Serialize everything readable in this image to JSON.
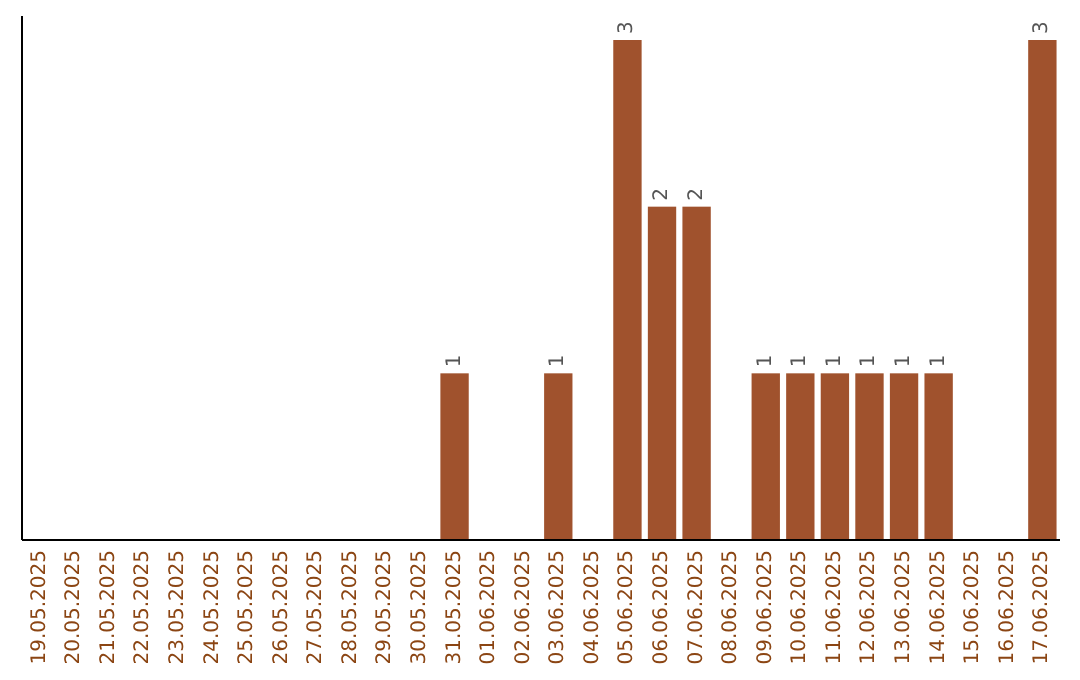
{
  "chart_data": {
    "type": "bar",
    "categories": [
      "19.05.2025",
      "20.05.2025",
      "21.05.2025",
      "22.05.2025",
      "23.05.2025",
      "24.05.2025",
      "25.05.2025",
      "26.05.2025",
      "27.05.2025",
      "28.05.2025",
      "29.05.2025",
      "30.05.2025",
      "31.05.2025",
      "01.06.2025",
      "02.06.2025",
      "03.06.2025",
      "04.06.2025",
      "05.06.2025",
      "06.06.2025",
      "07.06.2025",
      "08.06.2025",
      "09.06.2025",
      "10.06.2025",
      "11.06.2025",
      "12.06.2025",
      "13.06.2025",
      "14.06.2025",
      "15.06.2025",
      "16.06.2025",
      "17.06.2025"
    ],
    "values": [
      null,
      null,
      null,
      null,
      null,
      null,
      null,
      null,
      null,
      null,
      null,
      null,
      1,
      null,
      null,
      1,
      null,
      3,
      2,
      2,
      null,
      1,
      1,
      1,
      1,
      1,
      1,
      null,
      null,
      3
    ],
    "value_labels": [
      null,
      null,
      null,
      null,
      null,
      null,
      null,
      null,
      null,
      null,
      null,
      null,
      "1",
      null,
      null,
      "1",
      null,
      "3",
      "2",
      "2",
      null,
      "1",
      "1",
      "1",
      "1",
      "1",
      "1",
      null,
      null,
      "3"
    ],
    "color": "#a0522d",
    "tick_labels": "x"
  }
}
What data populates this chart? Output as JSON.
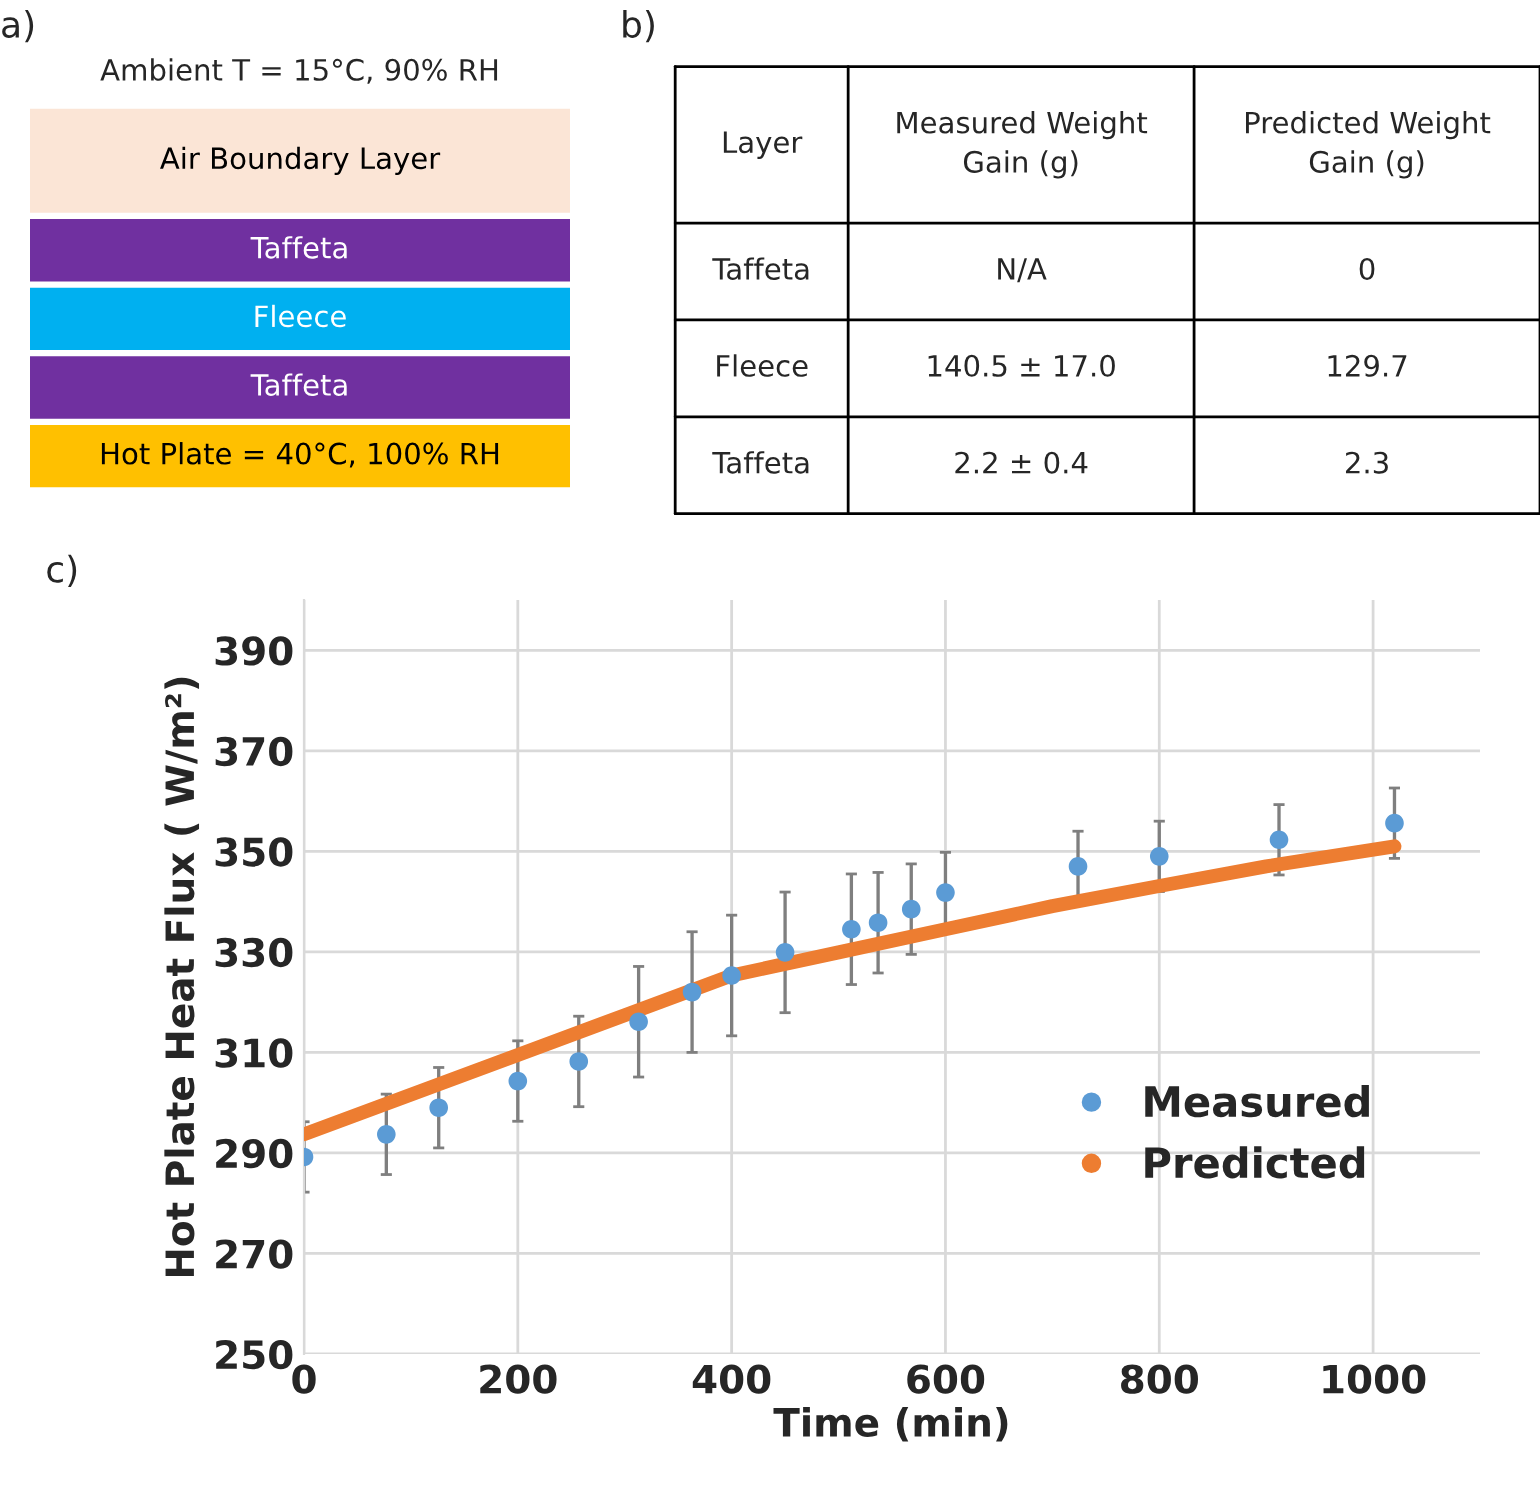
{
  "chart_data": [
    {
      "type": "other",
      "title": "a)",
      "annotations": [
        "Ambient T = 15°C, 90% RH",
        "Air Boundary Layer",
        "Taffeta",
        "Fleece",
        "Taffeta",
        "Hot Plate = 40°C, 100% RH"
      ],
      "colors": [
        null,
        "#fbe5d6",
        "#7030a0",
        "#00b0f0",
        "#7030a0",
        "#ffc000"
      ]
    },
    {
      "type": "other",
      "title": "b)",
      "annotations": [
        "Layer",
        "Measured Weight\nGain (g)",
        "Predicted Weight\nGain (g)",
        "Taffeta",
        "N/A",
        "0",
        "Fleece",
        "140.5 ± 17.0",
        "129.7",
        "Taffeta",
        "2.2 ± 0.4",
        "2.3"
      ]
    },
    {
      "type": "scatter",
      "title": "c)",
      "xlabel": "Time (min)",
      "ylabel": "Hot Plate Heat Flux ( W/m²)",
      "xlim": [
        0,
        1100
      ],
      "xticks": [
        0,
        200,
        400,
        600,
        800,
        1000
      ],
      "ylim": [
        250,
        400
      ],
      "yticks": [
        250,
        270,
        290,
        310,
        330,
        350,
        370,
        390
      ],
      "grid": true,
      "legend": "bottom right",
      "series": [
        {
          "name": "Measured",
          "type": "scatter",
          "color": "#5b9bd5",
          "marker": "circle",
          "x": [
            0,
            77,
            126,
            200,
            257,
            313,
            363,
            400,
            450,
            512,
            537,
            568,
            600,
            724,
            800,
            912,
            1020
          ],
          "values": [
            289.2,
            293.7,
            299,
            304.3,
            308.2,
            316.1,
            322,
            325.3,
            329.9,
            334.5,
            335.8,
            338.5,
            341.8,
            347,
            349,
            352.3,
            355.6
          ],
          "errors": [
            7,
            8,
            8,
            8,
            9,
            11,
            12,
            12,
            12,
            11,
            10,
            9,
            8,
            7,
            7,
            7,
            7
          ]
        },
        {
          "name": "Predicted",
          "type": "line",
          "color": "#ed7d31",
          "marker": "none",
          "x": [
            0,
            200,
            300,
            400,
            500,
            600,
            700,
            800,
            900,
            1020
          ],
          "values": [
            293.7,
            309.5,
            317.4,
            325.3,
            329.9,
            334.5,
            339.1,
            343.1,
            347,
            351
          ]
        }
      ]
    }
  ]
}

Exercise task:
Gather each line that holds "JSON".

Answer in full:
Serialize everything readable in this image to JSON.
What data populates this chart? Output as JSON.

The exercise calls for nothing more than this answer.